Task description — Each entry below is to be written out exactly, and the pictures are to be left out.

[Figure contents as structured data]
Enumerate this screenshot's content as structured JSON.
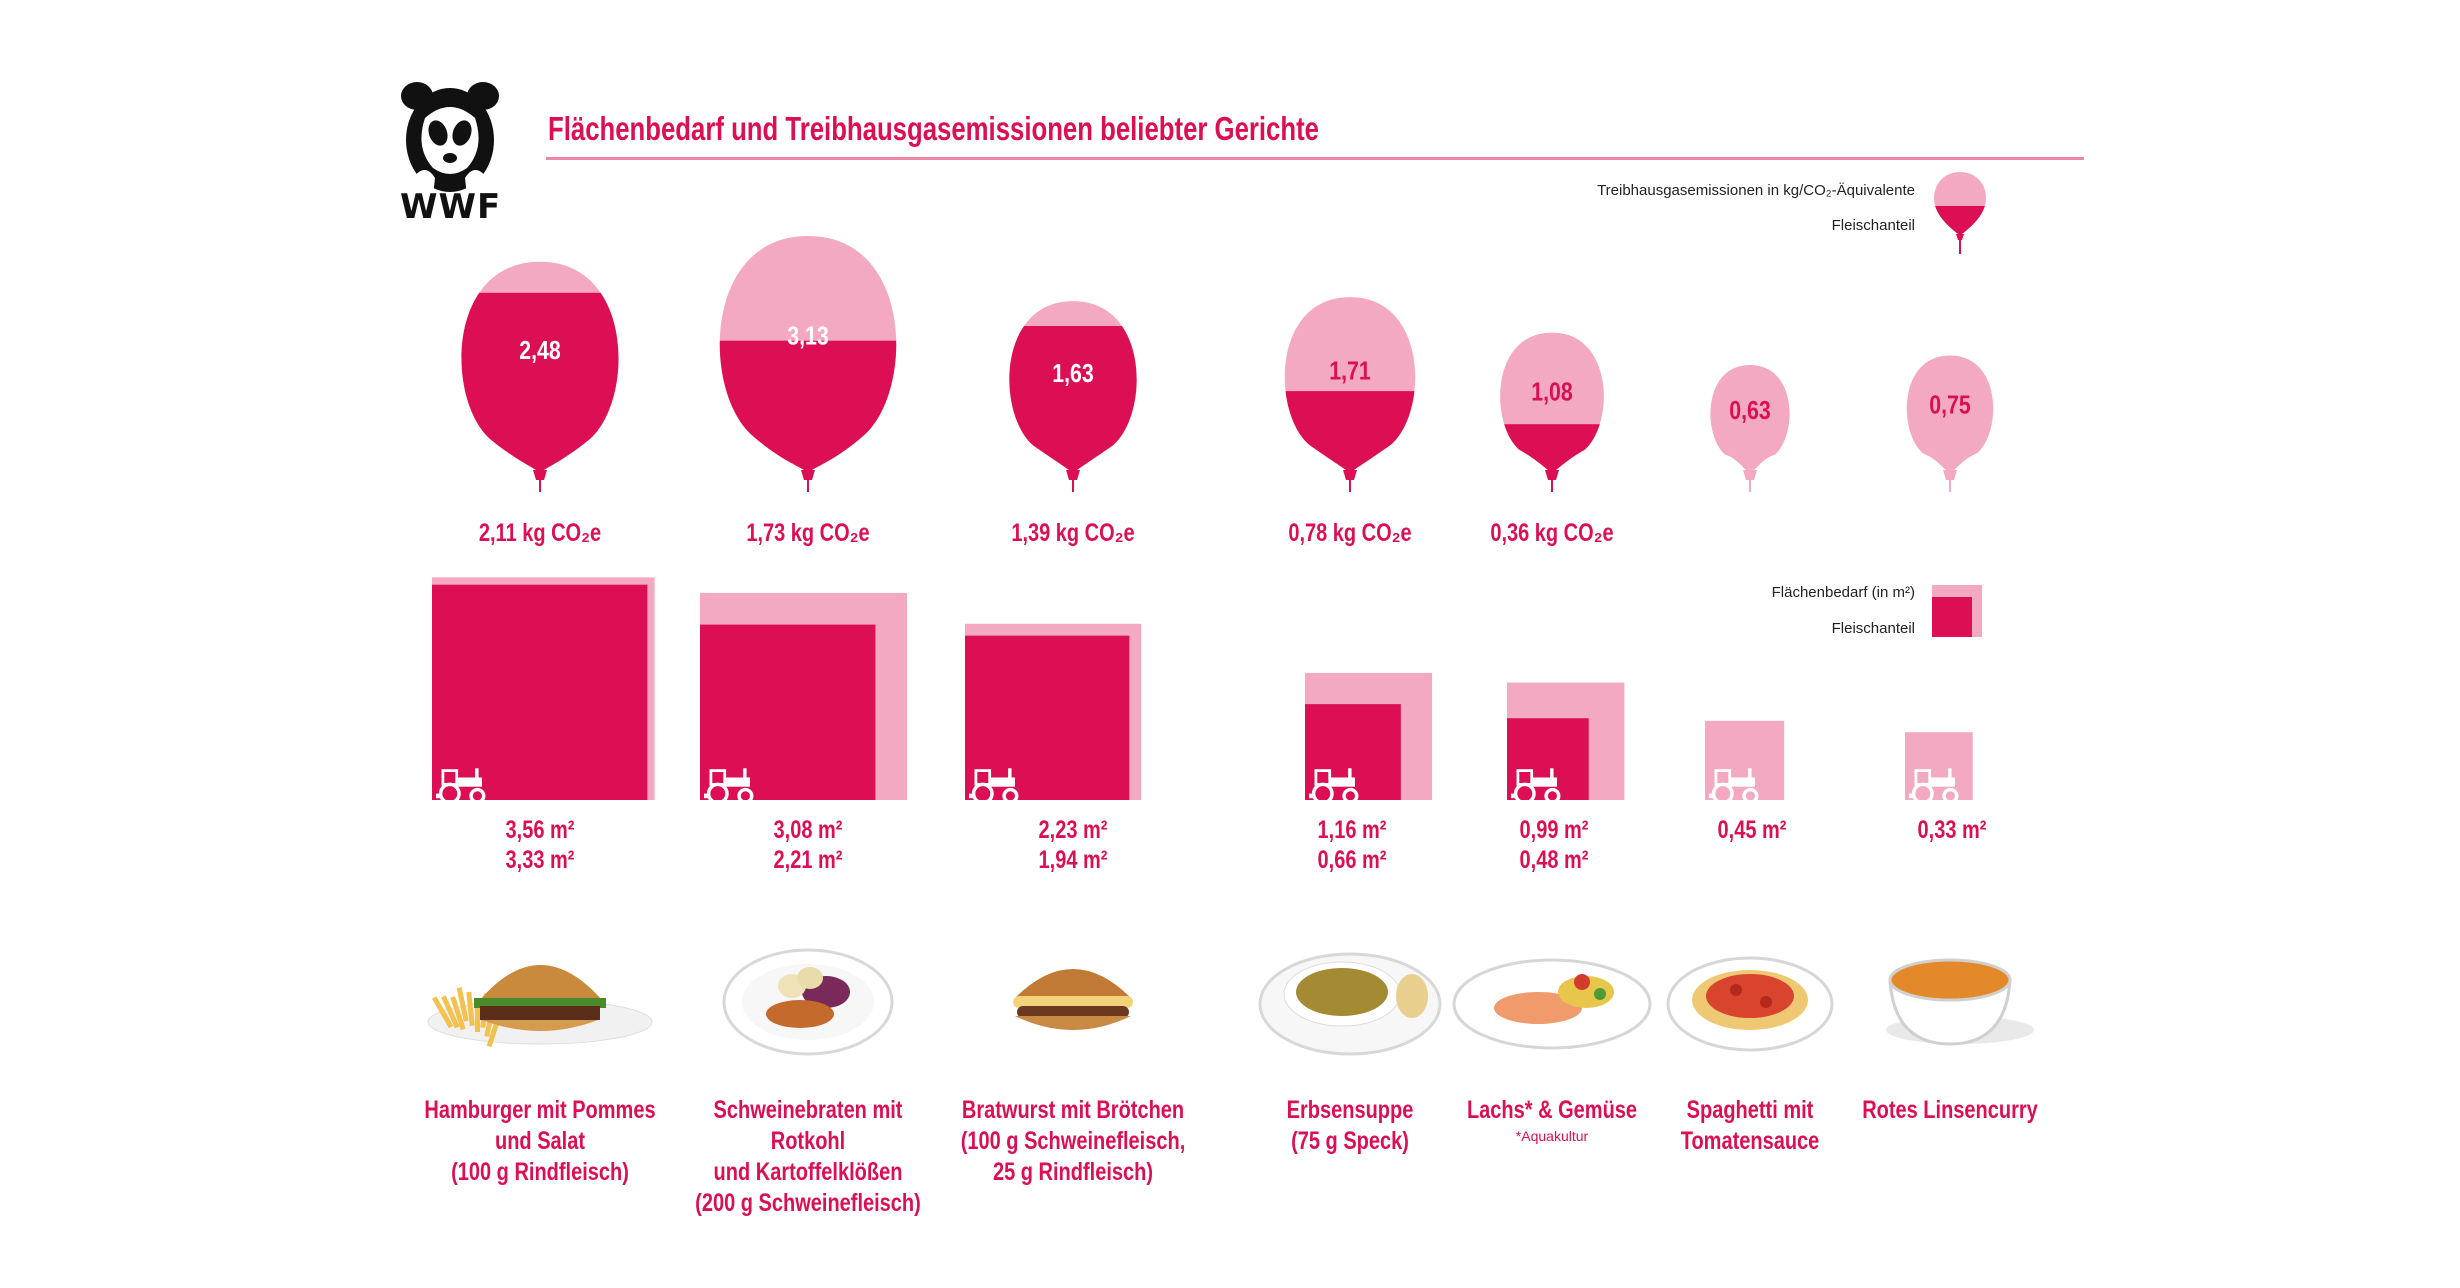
{
  "brand": {
    "logo_text": "WWF",
    "logo_icon": "panda-icon"
  },
  "title": "Flächenbedarf und Treibhausgasemissionen beliebter Gerichte",
  "colors": {
    "dark": "#dc0f55",
    "light": "#f4a9c2",
    "text": "#dc0f55"
  },
  "legend": {
    "balloon": {
      "label_total": "Treibhausgasemissionen in kg/CO₂-Äquivalente",
      "label_meat": "Fleischanteil"
    },
    "square": {
      "label_total": "Flächenbedarf (in m²)",
      "label_meat": "Fleischanteil"
    }
  },
  "chart_data": [
    {
      "type": "bar",
      "title": "",
      "unit": "kg CO₂e",
      "categories": [
        "Hamburger mit Pommes und Salat (100 g Rindfleisch)",
        "Schweinebraten mit Rotkohl und Kartoffelklößen (200 g Schweinefleisch)",
        "Bratwurst mit Brötchen (100 g Schweinefleisch, 25 g Rindfleisch)",
        "Erbsensuppe (75 g Speck)",
        "Lachs* & Gemüse",
        "Spaghetti mit Tomatensauce",
        "Rotes Linsencurry"
      ],
      "series": [
        {
          "name": "Treibhausgasemissionen in kg/CO₂-Äquivalente",
          "values": [
            2.48,
            3.13,
            1.63,
            1.71,
            1.08,
            0.63,
            0.75
          ],
          "labels": [
            "2,48",
            "3,13",
            "1,63",
            "1,71",
            "1,08",
            "0,63",
            "0,75"
          ]
        },
        {
          "name": "Fleischanteil",
          "values": [
            2.11,
            1.73,
            1.39,
            0.78,
            0.36,
            0,
            0
          ],
          "labels": [
            "2,11 kg CO₂e",
            "1,73 kg CO₂e",
            "1,39 kg CO₂e",
            "0,78 kg CO₂e",
            "0,36 kg CO₂e",
            "",
            ""
          ]
        }
      ]
    },
    {
      "type": "bar",
      "title": "",
      "unit": "m²",
      "categories": [
        "Hamburger mit Pommes und Salat (100 g Rindfleisch)",
        "Schweinebraten mit Rotkohl und Kartoffelklößen (200 g Schweinefleisch)",
        "Bratwurst mit Brötchen (100 g Schweinefleisch, 25 g Rindfleisch)",
        "Erbsensuppe (75 g Speck)",
        "Lachs* & Gemüse",
        "Spaghetti mit Tomatensauce",
        "Rotes Linsencurry"
      ],
      "series": [
        {
          "name": "Flächenbedarf (in m²)",
          "values": [
            3.56,
            3.08,
            2.23,
            1.16,
            0.99,
            0.45,
            0.33
          ],
          "labels": [
            "3,56 m²",
            "3,08 m²",
            "2,23 m²",
            "1,16 m²",
            "0,99 m²",
            "0,45 m²",
            "0,33 m²"
          ]
        },
        {
          "name": "Fleischanteil",
          "values": [
            3.33,
            2.21,
            1.94,
            0.66,
            0.48,
            0,
            0
          ],
          "labels": [
            "3,33 m²",
            "2,21 m²",
            "1,94 m²",
            "0,66 m²",
            "0,48 m²",
            "",
            ""
          ]
        }
      ]
    }
  ],
  "dishes": [
    {
      "lines": [
        "Hamburger mit Pommes",
        "und Salat",
        "(100 g Rindfleisch)"
      ],
      "note": "",
      "icon": "hamburger-icon"
    },
    {
      "lines": [
        "Schweinebraten mit Rotkohl",
        "und Kartoffelklößen",
        "(200 g Schweinefleisch)"
      ],
      "note": "",
      "icon": "roast-plate-icon"
    },
    {
      "lines": [
        "Bratwurst mit Brötchen",
        "(100 g Schweinefleisch,",
        "25 g Rindfleisch)"
      ],
      "note": "",
      "icon": "bratwurst-icon"
    },
    {
      "lines": [
        "Erbsensuppe",
        "(75 g Speck)"
      ],
      "note": "",
      "icon": "soup-bowl-icon"
    },
    {
      "lines": [
        "Lachs* & Gemüse"
      ],
      "note": "*Aquakultur",
      "icon": "salmon-plate-icon"
    },
    {
      "lines": [
        "Spaghetti mit",
        "Tomatensauce"
      ],
      "note": "",
      "icon": "spaghetti-plate-icon"
    },
    {
      "lines": [
        "Rotes Linsencurry"
      ],
      "note": "",
      "icon": "curry-bowl-icon"
    }
  ],
  "tractor_icon": "tractor-icon"
}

Answer in full —
Enumerate this screenshot's content as structured JSON.
{
  "brand": {
    "logo_text": "WWF",
    "logo_icon": "panda-icon"
  },
  "title": "Flächenbedarf und Treibhausgasemissionen beliebter Gerichte",
  "colors": {
    "dark": "#dc0f55",
    "light": "#f4a9c2",
    "text": "#dc0f55"
  },
  "legend": {
    "balloon": {
      "label_total": "Treibhausgasemissionen in kg/CO₂-Äquivalente",
      "label_meat": "Fleischanteil"
    },
    "square": {
      "label_total": "Flächenbedarf (in m²)",
      "label_meat": "Fleischanteil"
    }
  },
  "chart_data": [
    {
      "type": "bar",
      "title": "",
      "unit": "kg CO₂e",
      "categories": [
        "Hamburger mit Pommes und Salat (100 g Rindfleisch)",
        "Schweinebraten mit Rotkohl und Kartoffelklößen (200 g Schweinefleisch)",
        "Bratwurst mit Brötchen (100 g Schweinefleisch, 25 g Rindfleisch)",
        "Erbsensuppe (75 g Speck)",
        "Lachs* & Gemüse",
        "Spaghetti mit Tomatensauce",
        "Rotes Linsencurry"
      ],
      "series": [
        {
          "name": "Treibhausgasemissionen in kg/CO₂-Äquivalente",
          "values": [
            2.48,
            3.13,
            1.63,
            1.71,
            1.08,
            0.63,
            0.75
          ],
          "labels": [
            "2,48",
            "3,13",
            "1,63",
            "1,71",
            "1,08",
            "0,63",
            "0,75"
          ]
        },
        {
          "name": "Fleischanteil",
          "values": [
            2.11,
            1.73,
            1.39,
            0.78,
            0.36,
            0,
            0
          ],
          "labels": [
            "2,11 kg CO₂e",
            "1,73 kg CO₂e",
            "1,39 kg CO₂e",
            "0,78 kg CO₂e",
            "0,36 kg CO₂e",
            "",
            ""
          ]
        }
      ]
    },
    {
      "type": "bar",
      "title": "",
      "unit": "m²",
      "categories": [
        "Hamburger mit Pommes und Salat (100 g Rindfleisch)",
        "Schweinebraten mit Rotkohl und Kartoffelklößen (200 g Schweinefleisch)",
        "Bratwurst mit Brötchen (100 g Schweinefleisch, 25 g Rindfleisch)",
        "Erbsensuppe (75 g Speck)",
        "Lachs* & Gemüse",
        "Spaghetti mit Tomatensauce",
        "Rotes Linsencurry"
      ],
      "series": [
        {
          "name": "Flächenbedarf (in m²)",
          "values": [
            3.56,
            3.08,
            2.23,
            1.16,
            0.99,
            0.45,
            0.33
          ],
          "labels": [
            "3,56 m²",
            "3,08 m²",
            "2,23 m²",
            "1,16 m²",
            "0,99 m²",
            "0,45 m²",
            "0,33 m²"
          ]
        },
        {
          "name": "Fleischanteil",
          "values": [
            3.33,
            2.21,
            1.94,
            0.66,
            0.48,
            0,
            0
          ],
          "labels": [
            "3,33 m²",
            "2,21 m²",
            "1,94 m²",
            "0,66 m²",
            "0,48 m²",
            "",
            ""
          ]
        }
      ]
    }
  ],
  "dishes": [
    {
      "lines": [
        "Hamburger mit Pommes",
        "und Salat",
        "(100 g Rindfleisch)"
      ],
      "note": "",
      "icon": "hamburger-icon"
    },
    {
      "lines": [
        "Schweinebraten mit Rotkohl",
        "und Kartoffelklößen",
        "(200 g Schweinefleisch)"
      ],
      "note": "",
      "icon": "roast-plate-icon"
    },
    {
      "lines": [
        "Bratwurst mit Brötchen",
        "(100 g Schweinefleisch,",
        "25 g Rindfleisch)"
      ],
      "note": "",
      "icon": "bratwurst-icon"
    },
    {
      "lines": [
        "Erbsensuppe",
        "(75 g Speck)"
      ],
      "note": "",
      "icon": "soup-bowl-icon"
    },
    {
      "lines": [
        "Lachs* & Gemüse"
      ],
      "note": "*Aquakultur",
      "icon": "salmon-plate-icon"
    },
    {
      "lines": [
        "Spaghetti mit",
        "Tomatensauce"
      ],
      "note": "",
      "icon": "spaghetti-plate-icon"
    },
    {
      "lines": [
        "Rotes Linsencurry"
      ],
      "note": "",
      "icon": "curry-bowl-icon"
    }
  ],
  "tractor_icon": "tractor-icon"
}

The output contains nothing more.